Exercise instructions: Turn the stretch of rows below, from the first row through the one containing "374, 1, 375]", into a Markdown table with the columns Row and Content, where Row numbers each line and Content holds the line itself. Skip any blank lines, and include only that stretch.

====== Information given

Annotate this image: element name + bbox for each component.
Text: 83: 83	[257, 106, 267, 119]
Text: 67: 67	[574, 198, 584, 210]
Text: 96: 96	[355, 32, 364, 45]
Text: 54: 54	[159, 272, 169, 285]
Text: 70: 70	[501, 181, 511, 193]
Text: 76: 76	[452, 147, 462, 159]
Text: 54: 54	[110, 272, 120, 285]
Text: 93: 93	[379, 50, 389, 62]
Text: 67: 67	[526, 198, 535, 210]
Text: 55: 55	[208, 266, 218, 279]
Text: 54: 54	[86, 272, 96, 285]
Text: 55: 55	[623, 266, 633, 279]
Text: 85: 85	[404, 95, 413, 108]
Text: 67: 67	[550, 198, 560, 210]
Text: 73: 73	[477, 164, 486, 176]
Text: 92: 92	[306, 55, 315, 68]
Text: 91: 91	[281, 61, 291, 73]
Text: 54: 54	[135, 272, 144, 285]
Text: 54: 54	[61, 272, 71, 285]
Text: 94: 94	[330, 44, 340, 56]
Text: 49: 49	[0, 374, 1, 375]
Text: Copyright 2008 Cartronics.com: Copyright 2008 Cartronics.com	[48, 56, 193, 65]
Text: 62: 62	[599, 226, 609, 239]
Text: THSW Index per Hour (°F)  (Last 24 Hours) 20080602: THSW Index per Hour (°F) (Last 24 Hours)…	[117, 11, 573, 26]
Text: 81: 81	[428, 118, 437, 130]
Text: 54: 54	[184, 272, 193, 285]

============

Response to this task:
| Row | Content |
|---|---|
| 1 | Annotate this image: element name + bbox for each component. |
| 2 | Text: 83: 83	[257, 106, 267, 119] |
| 3 | Text: 67: 67	[574, 198, 584, 210] |
| 4 | Text: 96: 96	[355, 32, 364, 45] |
| 5 | Text: 54: 54	[159, 272, 169, 285] |
| 6 | Text: 70: 70	[501, 181, 511, 193] |
| 7 | Text: 76: 76	[452, 147, 462, 159] |
| 8 | Text: 54: 54	[110, 272, 120, 285] |
| 9 | Text: 93: 93	[379, 50, 389, 62] |
| 10 | Text: 67: 67	[526, 198, 535, 210] |
| 11 | Text: 55: 55	[208, 266, 218, 279] |
| 12 | Text: 54: 54	[86, 272, 96, 285] |
| 13 | Text: 55: 55	[623, 266, 633, 279] |
| 14 | Text: 85: 85	[404, 95, 413, 108] |
| 15 | Text: 67: 67	[550, 198, 560, 210] |
| 16 | Text: 73: 73	[477, 164, 486, 176] |
| 17 | Text: 92: 92	[306, 55, 315, 68] |
| 18 | Text: 91: 91	[281, 61, 291, 73] |
| 19 | Text: 54: 54	[135, 272, 144, 285] |
| 20 | Text: 54: 54	[61, 272, 71, 285] |
| 21 | Text: 94: 94	[330, 44, 340, 56] |
| 22 | Text: 49: 49	[0, 374, 1, 375] |